>> Start The records

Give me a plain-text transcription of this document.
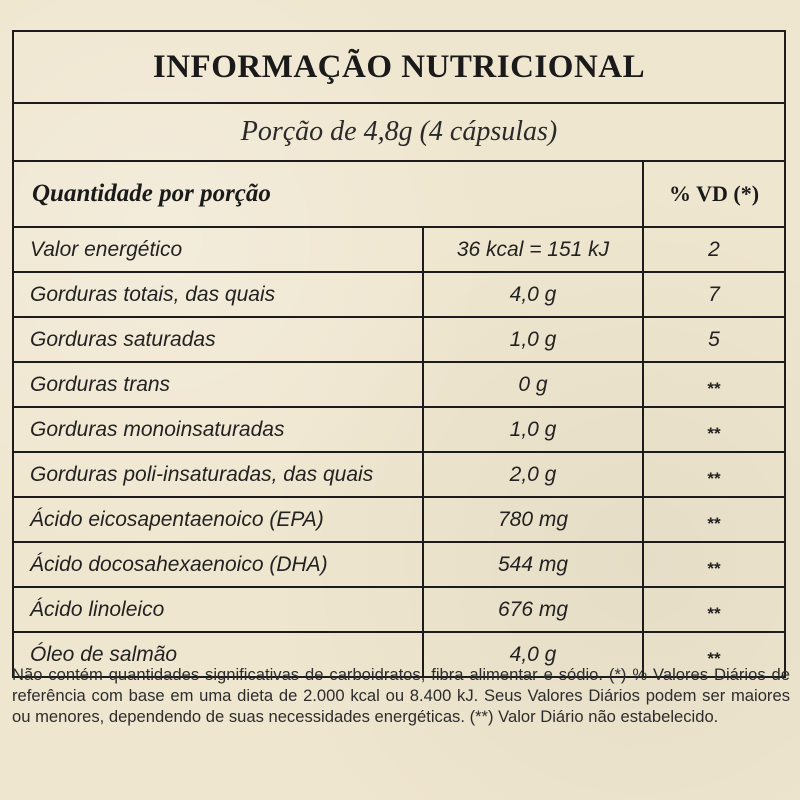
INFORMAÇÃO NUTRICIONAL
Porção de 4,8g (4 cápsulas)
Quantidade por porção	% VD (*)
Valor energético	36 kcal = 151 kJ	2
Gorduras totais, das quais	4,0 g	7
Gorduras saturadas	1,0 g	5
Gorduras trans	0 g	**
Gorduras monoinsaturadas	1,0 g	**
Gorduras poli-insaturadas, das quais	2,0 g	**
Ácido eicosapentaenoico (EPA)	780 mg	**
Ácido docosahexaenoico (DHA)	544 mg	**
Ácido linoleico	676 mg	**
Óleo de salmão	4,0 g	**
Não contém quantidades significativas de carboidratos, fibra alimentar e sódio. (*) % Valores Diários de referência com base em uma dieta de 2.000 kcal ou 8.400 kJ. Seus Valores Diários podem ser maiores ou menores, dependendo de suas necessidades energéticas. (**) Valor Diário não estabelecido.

>> End The records

**Exercise prompt:** Without including any pictures, print all of the material exactly as given.

**Finished exercise:**
Give me a plain-text transcription of this document.
INFORMAÇÃO NUTRICIONAL
Porção de 4,8g (4 cápsulas)
Quantidade por porção	% VD (*)
Valor energético	36 kcal = 151 kJ	2
Gorduras totais, das quais	4,0 g	7
Gorduras saturadas	1,0 g	5
Gorduras trans	0 g	**
Gorduras monoinsaturadas	1,0 g	**
Gorduras poli-insaturadas, das quais	2,0 g	**
Ácido eicosapentaenoico (EPA)	780 mg	**
Ácido docosahexaenoico (DHA)	544 mg	**
Ácido linoleico	676 mg	**
Óleo de salmão	4,0 g	**
Não contém quantidades significativas de carboidratos, fibra alimentar e sódio. (*) % Valores Diários de referência com base em uma dieta de 2.000 kcal ou 8.400 kJ. Seus Valores Diários podem ser maiores ou menores, dependendo de suas necessidades energéticas. (**) Valor Diário não estabelecido.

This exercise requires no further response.